Stored dataset items:
--
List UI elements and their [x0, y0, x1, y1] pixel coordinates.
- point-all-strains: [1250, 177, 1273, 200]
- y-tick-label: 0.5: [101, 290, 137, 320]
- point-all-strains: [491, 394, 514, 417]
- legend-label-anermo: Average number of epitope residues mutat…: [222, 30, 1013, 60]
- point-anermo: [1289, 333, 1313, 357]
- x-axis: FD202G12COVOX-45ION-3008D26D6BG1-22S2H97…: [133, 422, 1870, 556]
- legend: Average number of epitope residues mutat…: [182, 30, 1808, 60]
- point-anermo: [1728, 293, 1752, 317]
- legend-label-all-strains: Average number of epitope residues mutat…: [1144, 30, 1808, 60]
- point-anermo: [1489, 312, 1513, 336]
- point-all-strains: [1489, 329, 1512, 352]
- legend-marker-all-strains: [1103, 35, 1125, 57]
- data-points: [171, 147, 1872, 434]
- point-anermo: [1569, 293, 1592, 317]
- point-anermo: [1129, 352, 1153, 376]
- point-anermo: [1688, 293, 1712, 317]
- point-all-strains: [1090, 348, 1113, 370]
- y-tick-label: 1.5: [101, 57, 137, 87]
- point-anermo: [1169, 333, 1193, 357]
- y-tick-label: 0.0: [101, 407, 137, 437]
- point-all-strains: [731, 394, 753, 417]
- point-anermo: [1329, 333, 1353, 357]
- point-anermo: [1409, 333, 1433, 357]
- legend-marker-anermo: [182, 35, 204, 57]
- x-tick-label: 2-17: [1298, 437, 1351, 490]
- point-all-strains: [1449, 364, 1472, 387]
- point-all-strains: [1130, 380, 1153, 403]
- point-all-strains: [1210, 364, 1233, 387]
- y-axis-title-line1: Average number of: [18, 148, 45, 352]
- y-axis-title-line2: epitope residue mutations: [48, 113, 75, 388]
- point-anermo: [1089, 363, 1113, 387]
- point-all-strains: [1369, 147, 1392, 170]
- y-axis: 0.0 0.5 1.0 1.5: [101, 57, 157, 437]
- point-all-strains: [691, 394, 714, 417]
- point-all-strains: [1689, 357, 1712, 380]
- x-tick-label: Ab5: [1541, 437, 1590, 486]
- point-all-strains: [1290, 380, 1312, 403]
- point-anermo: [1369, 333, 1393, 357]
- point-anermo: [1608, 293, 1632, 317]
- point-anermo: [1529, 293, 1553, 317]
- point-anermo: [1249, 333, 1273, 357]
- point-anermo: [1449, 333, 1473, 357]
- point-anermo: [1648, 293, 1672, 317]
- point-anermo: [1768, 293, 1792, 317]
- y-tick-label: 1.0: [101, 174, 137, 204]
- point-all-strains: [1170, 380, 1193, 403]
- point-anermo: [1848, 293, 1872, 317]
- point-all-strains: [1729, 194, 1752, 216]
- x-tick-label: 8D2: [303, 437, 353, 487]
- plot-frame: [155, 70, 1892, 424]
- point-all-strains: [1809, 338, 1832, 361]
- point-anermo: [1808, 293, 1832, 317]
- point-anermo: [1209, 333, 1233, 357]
--
▶ Stated task
Copy out the part of the listing that runs from its first line through the line containing "422, 1870, 556]", keeping both ends and changing nothing.

▶ Answer for this exercise
List UI elements and their [x0, y0, x1, y1] pixel coordinates.
- point-all-strains: [1250, 177, 1273, 200]
- y-tick-label: 0.5: [101, 290, 137, 320]
- point-all-strains: [491, 394, 514, 417]
- legend-label-anermo: Average number of epitope residues mutat…: [222, 30, 1013, 60]
- point-anermo: [1289, 333, 1313, 357]
- x-axis: FD202G12COVOX-45ION-3008D26D6BG1-22S2H97…: [133, 422, 1870, 556]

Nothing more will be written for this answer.